# [Records contained in a dataset]
○ ○ ○ ○

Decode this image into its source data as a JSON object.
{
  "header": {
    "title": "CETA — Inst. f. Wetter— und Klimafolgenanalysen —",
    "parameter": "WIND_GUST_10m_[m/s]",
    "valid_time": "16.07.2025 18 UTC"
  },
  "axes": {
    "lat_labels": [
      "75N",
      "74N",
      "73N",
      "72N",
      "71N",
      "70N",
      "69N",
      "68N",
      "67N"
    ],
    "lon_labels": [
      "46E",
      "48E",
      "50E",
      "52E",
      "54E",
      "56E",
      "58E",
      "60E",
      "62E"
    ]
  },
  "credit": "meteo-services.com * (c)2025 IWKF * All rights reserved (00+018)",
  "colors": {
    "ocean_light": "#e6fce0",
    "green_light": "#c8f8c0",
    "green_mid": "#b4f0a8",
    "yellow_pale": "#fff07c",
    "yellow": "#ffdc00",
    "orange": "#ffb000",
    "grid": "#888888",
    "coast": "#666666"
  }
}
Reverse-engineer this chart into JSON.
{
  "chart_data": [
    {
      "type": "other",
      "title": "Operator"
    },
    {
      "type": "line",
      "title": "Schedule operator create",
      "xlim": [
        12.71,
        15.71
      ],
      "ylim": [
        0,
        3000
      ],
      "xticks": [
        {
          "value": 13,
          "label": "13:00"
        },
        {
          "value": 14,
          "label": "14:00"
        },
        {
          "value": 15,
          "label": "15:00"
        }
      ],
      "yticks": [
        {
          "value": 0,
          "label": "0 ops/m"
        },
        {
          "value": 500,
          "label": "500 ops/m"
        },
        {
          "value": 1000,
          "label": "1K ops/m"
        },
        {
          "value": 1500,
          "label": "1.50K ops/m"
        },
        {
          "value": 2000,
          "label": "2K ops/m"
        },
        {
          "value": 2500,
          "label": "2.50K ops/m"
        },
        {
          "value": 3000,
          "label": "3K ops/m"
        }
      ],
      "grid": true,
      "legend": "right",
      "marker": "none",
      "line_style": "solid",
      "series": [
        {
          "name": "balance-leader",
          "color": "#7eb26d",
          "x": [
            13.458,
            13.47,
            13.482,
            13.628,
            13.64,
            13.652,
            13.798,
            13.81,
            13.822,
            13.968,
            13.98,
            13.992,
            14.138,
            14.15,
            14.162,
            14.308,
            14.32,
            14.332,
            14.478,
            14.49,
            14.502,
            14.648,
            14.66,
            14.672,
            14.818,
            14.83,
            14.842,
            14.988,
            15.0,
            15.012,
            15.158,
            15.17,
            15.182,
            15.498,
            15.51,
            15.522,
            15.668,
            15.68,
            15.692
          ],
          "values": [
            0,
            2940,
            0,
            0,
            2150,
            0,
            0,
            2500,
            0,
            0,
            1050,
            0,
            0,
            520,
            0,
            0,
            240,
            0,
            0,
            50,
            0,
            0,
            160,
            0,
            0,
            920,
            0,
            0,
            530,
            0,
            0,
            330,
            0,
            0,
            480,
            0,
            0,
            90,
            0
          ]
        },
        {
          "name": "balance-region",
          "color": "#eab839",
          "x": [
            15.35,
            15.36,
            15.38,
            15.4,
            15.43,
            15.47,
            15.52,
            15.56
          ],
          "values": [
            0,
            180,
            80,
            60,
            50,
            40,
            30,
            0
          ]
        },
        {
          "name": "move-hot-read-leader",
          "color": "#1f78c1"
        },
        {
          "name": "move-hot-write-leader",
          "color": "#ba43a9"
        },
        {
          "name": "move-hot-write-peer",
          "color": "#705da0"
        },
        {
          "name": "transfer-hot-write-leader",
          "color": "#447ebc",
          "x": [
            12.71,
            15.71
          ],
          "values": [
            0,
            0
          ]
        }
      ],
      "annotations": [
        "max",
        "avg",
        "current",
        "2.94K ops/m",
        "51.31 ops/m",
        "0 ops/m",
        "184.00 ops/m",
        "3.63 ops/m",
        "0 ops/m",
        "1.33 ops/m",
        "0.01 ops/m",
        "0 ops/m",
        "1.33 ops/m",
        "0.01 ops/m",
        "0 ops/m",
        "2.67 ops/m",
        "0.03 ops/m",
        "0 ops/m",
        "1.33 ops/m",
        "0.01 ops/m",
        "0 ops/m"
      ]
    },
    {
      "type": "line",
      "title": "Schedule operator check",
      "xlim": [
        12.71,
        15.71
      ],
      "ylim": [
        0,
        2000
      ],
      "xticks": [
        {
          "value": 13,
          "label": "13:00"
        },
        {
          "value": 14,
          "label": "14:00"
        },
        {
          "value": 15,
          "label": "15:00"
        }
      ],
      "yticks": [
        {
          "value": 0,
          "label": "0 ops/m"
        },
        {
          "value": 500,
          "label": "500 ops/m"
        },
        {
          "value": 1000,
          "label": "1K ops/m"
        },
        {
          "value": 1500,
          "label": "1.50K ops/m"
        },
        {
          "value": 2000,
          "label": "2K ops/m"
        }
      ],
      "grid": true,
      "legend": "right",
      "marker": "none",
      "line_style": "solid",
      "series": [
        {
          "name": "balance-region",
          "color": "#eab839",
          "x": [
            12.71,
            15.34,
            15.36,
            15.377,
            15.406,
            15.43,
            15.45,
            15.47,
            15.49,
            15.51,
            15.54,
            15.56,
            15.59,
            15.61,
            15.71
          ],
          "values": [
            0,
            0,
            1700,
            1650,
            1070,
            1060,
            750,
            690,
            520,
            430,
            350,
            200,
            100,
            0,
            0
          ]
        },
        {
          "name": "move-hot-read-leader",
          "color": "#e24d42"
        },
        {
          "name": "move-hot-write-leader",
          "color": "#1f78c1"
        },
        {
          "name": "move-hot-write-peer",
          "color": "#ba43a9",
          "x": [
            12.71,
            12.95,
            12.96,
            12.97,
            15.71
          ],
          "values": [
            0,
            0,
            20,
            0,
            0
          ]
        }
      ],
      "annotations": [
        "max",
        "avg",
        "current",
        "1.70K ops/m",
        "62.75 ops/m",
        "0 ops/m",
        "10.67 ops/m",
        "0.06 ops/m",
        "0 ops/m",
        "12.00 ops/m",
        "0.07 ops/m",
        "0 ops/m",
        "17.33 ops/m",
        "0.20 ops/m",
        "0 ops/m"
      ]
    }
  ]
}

○ ○ ○ ○

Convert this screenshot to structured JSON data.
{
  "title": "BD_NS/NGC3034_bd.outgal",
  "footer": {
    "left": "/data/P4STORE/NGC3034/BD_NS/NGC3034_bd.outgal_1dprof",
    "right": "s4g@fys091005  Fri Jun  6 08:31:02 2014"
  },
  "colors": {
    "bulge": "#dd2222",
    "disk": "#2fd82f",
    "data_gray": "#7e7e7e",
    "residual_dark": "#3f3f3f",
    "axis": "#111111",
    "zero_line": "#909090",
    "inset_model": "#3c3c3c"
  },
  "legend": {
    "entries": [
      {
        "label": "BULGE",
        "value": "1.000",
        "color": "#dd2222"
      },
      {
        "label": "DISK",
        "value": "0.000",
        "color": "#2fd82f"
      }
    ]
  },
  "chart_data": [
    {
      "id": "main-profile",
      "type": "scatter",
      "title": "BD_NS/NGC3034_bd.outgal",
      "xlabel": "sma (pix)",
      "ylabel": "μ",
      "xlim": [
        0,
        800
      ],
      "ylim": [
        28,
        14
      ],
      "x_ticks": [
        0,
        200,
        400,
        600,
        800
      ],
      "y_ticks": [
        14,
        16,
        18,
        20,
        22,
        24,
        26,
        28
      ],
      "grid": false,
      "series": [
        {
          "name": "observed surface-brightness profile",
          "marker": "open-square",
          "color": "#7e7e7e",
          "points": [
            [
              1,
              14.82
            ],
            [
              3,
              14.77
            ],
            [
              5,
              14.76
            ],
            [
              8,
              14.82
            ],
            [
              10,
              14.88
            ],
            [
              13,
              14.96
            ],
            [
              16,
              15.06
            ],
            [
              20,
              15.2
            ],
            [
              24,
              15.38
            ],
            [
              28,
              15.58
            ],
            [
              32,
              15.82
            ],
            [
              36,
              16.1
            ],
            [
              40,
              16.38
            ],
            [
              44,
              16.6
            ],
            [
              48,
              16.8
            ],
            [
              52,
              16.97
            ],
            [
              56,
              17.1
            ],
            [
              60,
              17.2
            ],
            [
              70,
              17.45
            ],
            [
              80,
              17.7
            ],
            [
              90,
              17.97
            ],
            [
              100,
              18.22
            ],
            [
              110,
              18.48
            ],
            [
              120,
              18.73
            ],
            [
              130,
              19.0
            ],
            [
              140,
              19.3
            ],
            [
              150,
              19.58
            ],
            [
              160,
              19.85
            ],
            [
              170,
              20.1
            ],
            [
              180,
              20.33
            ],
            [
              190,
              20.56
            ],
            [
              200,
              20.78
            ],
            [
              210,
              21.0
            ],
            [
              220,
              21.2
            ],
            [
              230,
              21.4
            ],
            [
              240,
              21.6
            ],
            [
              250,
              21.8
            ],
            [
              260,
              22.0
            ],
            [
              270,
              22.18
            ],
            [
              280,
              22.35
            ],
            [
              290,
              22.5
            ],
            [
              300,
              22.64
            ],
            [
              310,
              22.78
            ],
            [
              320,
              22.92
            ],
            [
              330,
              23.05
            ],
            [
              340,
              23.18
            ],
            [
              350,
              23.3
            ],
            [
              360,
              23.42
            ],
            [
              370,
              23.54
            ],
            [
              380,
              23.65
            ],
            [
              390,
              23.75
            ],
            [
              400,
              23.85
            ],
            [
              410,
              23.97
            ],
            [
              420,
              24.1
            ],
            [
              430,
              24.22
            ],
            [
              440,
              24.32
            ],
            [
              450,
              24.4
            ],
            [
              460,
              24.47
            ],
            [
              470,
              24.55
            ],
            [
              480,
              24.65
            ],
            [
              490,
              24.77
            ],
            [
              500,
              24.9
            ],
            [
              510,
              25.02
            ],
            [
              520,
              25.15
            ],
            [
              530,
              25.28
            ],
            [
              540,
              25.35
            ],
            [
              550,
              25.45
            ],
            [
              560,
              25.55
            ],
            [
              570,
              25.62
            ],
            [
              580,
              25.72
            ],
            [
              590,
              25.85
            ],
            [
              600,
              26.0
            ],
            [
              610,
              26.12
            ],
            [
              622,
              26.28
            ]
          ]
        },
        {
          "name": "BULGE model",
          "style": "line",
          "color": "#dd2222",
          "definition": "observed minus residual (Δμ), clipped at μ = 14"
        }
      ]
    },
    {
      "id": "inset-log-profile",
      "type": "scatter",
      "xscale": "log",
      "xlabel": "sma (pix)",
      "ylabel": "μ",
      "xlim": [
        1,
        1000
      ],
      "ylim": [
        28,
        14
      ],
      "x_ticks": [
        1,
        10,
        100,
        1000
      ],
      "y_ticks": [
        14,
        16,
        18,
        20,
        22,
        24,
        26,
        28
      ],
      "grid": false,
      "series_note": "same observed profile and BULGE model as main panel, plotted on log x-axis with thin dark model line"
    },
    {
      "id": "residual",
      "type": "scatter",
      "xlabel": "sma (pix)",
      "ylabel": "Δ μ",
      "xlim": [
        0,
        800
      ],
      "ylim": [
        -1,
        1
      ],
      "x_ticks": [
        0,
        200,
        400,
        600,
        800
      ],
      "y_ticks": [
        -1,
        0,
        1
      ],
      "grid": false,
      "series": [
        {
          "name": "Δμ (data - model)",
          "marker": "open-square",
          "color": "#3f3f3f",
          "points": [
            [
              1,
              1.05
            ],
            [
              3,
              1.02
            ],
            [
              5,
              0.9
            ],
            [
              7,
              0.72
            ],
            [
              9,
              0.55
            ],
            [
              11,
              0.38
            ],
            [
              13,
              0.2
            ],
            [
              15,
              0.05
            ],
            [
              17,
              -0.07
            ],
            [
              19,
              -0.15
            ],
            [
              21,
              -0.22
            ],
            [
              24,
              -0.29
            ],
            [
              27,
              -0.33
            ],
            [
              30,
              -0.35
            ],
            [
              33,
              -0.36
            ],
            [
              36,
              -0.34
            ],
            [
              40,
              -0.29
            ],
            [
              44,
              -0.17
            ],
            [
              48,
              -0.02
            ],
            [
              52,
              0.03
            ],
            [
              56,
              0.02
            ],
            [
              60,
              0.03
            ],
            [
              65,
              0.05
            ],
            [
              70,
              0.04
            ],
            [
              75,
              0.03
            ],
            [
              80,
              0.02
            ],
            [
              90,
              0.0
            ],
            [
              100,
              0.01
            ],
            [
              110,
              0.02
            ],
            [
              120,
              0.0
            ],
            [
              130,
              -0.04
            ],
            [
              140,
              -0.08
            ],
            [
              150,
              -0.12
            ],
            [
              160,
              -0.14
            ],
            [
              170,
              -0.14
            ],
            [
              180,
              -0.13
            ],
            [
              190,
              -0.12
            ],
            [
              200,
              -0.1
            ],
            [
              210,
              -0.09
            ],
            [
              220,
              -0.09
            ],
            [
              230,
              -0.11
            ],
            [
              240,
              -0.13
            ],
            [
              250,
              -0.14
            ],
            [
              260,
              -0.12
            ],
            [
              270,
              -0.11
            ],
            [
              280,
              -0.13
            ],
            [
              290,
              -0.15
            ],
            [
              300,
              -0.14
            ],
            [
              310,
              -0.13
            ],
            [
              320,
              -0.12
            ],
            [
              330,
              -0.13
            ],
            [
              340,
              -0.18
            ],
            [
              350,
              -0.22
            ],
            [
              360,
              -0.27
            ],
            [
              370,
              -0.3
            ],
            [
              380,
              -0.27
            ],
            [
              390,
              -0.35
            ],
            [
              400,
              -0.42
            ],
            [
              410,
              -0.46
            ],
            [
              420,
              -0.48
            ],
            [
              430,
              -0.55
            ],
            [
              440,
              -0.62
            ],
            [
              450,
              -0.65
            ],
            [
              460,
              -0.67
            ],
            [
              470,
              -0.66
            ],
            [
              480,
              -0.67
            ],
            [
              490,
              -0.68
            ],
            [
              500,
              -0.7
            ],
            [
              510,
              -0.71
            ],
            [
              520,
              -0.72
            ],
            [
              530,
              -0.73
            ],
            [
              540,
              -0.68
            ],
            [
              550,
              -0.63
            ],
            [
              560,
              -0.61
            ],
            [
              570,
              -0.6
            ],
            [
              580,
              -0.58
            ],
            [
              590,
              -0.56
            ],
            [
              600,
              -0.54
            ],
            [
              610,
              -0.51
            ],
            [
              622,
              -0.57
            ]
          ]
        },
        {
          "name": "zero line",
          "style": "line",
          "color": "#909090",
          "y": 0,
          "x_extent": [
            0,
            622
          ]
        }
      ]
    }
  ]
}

○ ○ ○ ○

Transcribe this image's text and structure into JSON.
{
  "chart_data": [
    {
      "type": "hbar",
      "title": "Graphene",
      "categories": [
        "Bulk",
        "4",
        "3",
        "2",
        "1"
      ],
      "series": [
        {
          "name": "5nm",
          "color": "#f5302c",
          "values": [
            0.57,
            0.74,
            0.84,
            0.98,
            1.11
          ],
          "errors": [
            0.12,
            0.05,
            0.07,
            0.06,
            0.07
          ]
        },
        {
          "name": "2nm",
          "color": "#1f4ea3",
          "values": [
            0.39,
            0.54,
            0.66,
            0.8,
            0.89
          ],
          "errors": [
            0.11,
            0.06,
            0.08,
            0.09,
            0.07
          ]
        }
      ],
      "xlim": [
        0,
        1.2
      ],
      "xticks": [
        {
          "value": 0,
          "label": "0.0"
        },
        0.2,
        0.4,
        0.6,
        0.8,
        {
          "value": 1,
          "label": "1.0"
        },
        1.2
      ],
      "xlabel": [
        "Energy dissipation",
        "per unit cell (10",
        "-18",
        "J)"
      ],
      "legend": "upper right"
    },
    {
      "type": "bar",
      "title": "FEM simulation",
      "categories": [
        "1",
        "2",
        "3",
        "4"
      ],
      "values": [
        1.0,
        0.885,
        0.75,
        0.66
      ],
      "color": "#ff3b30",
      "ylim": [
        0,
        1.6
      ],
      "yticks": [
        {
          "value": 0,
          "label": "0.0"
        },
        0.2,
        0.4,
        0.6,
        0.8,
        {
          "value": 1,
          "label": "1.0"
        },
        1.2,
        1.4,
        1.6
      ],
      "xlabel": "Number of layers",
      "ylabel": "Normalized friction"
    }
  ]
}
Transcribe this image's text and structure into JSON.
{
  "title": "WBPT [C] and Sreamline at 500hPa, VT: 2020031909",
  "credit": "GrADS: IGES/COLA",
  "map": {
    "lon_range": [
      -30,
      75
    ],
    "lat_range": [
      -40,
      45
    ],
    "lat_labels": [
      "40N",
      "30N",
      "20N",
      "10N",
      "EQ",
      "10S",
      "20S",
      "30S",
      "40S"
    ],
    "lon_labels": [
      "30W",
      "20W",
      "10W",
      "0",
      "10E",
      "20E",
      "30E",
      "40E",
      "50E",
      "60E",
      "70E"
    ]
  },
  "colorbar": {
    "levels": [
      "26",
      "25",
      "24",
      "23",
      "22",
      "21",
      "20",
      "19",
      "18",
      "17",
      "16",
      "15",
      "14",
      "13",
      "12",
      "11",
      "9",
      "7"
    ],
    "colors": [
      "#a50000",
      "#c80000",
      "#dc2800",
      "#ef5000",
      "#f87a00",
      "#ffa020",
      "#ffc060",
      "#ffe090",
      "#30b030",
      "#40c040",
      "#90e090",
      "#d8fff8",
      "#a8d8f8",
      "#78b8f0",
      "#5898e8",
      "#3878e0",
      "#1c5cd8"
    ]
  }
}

○ ○ ○ ○

# [Task goal]
From the listing above, collect each line in which the string "into" appears.

# [Exercise output]
Decode this image into its source data as a JSON object.
Reverse-engineer this chart into JSON.
Transcribe this image's text and structure into JSON.
Transcribe this image's text and structure into JSON.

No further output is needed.